Dataset entries:
^^^^^^^^

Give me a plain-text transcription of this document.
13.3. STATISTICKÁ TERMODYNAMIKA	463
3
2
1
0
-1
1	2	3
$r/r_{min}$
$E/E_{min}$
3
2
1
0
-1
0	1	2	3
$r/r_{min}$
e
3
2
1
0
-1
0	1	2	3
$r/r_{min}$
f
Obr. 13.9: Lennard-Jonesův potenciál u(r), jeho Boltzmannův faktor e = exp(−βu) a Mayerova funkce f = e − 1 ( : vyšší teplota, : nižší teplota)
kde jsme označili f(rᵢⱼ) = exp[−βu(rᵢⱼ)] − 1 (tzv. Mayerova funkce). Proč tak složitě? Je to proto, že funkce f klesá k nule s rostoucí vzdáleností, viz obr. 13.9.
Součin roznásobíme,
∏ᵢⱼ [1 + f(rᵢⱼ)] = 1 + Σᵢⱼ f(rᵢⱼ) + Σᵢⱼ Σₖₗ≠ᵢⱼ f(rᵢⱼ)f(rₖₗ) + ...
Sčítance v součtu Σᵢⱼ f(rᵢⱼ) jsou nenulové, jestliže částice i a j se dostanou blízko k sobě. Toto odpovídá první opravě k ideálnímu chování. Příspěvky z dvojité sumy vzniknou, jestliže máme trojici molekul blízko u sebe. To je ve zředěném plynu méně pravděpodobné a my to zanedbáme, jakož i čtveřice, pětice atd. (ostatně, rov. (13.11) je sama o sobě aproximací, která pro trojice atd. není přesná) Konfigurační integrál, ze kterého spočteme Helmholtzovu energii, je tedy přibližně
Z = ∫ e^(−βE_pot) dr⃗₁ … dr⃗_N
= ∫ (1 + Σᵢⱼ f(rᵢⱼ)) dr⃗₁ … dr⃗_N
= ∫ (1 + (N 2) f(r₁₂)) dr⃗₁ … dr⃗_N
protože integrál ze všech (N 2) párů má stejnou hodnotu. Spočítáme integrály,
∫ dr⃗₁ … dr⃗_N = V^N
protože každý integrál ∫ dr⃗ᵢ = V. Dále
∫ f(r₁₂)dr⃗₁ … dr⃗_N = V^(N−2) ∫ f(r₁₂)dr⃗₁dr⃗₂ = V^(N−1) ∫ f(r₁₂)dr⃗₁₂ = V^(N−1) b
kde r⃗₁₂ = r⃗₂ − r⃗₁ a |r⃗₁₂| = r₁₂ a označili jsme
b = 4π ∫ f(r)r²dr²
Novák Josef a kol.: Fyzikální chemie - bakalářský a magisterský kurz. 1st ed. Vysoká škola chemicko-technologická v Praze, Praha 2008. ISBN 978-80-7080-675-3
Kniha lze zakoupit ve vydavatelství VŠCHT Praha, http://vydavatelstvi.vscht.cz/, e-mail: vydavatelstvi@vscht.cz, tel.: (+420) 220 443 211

^^^^^^^^

_WRITTEN REQUEST_
Set out the complete listing exactly as shown.

_FULL SOLUTION_
Give me a plain-text transcription of this document.
13.3. STATISTICKÁ TERMODYNAMIKA	463
3
2
1
0
-1
1	2	3
$r/r_{min}$
$E/E_{min}$
3
2
1
0
-1
0	1	2	3
$r/r_{min}$
e
3
2
1
0
-1
0	1	2	3
$r/r_{min}$
f
Obr. 13.9: Lennard-Jonesův potenciál u(r), jeho Boltzmannův faktor e = exp(−βu) a Mayerova funkce f = e − 1 ( : vyšší teplota, : nižší teplota)
kde jsme označili f(rᵢⱼ) = exp[−βu(rᵢⱼ)] − 1 (tzv. Mayerova funkce). Proč tak složitě? Je to proto, že funkce f klesá k nule s rostoucí vzdáleností, viz obr. 13.9.
Součin roznásobíme,
∏ᵢⱼ [1 + f(rᵢⱼ)] = 1 + Σᵢⱼ f(rᵢⱼ) + Σᵢⱼ Σₖₗ≠ᵢⱼ f(rᵢⱼ)f(rₖₗ) + ...
Sčítance v součtu Σᵢⱼ f(rᵢⱼ) jsou nenulové, jestliže částice i a j se dostanou blízko k sobě. Toto odpovídá první opravě k ideálnímu chování. Příspěvky z dvojité sumy vzniknou, jestliže máme trojici molekul blízko u sebe. To je ve zředěném plynu méně pravděpodobné a my to zanedbáme, jakož i čtveřice, pětice atd. (ostatně, rov. (13.11) je sama o sobě aproximací, která pro trojice atd. není přesná) Konfigurační integrál, ze kterého spočteme Helmholtzovu energii, je tedy přibližně
Z = ∫ e^(−βE_pot) dr⃗₁ … dr⃗_N
= ∫ (1 + Σᵢⱼ f(rᵢⱼ)) dr⃗₁ … dr⃗_N
= ∫ (1 + (N 2) f(r₁₂)) dr⃗₁ … dr⃗_N
protože integrál ze všech (N 2) párů má stejnou hodnotu. Spočítáme integrály,
∫ dr⃗₁ … dr⃗_N = V^N
protože každý integrál ∫ dr⃗ᵢ = V. Dále
∫ f(r₁₂)dr⃗₁ … dr⃗_N = V^(N−2) ∫ f(r₁₂)dr⃗₁dr⃗₂ = V^(N−1) ∫ f(r₁₂)dr⃗₁₂ = V^(N−1) b
kde r⃗₁₂ = r⃗₂ − r⃗₁ a |r⃗₁₂| = r₁₂ a označili jsme
b = 4π ∫ f(r)r²dr²
Novák Josef a kol.: Fyzikální chemie - bakalářský a magisterský kurz. 1st ed. Vysoká škola chemicko-technologická v Praze, Praha 2008. ISBN 978-80-7080-675-3
Kniha lze zakoupit ve vydavatelství VŠCHT Praha, http://vydavatelstvi.vscht.cz/, e-mail: vydavatelstvi@vscht.cz, tel.: (+420) 220 443 211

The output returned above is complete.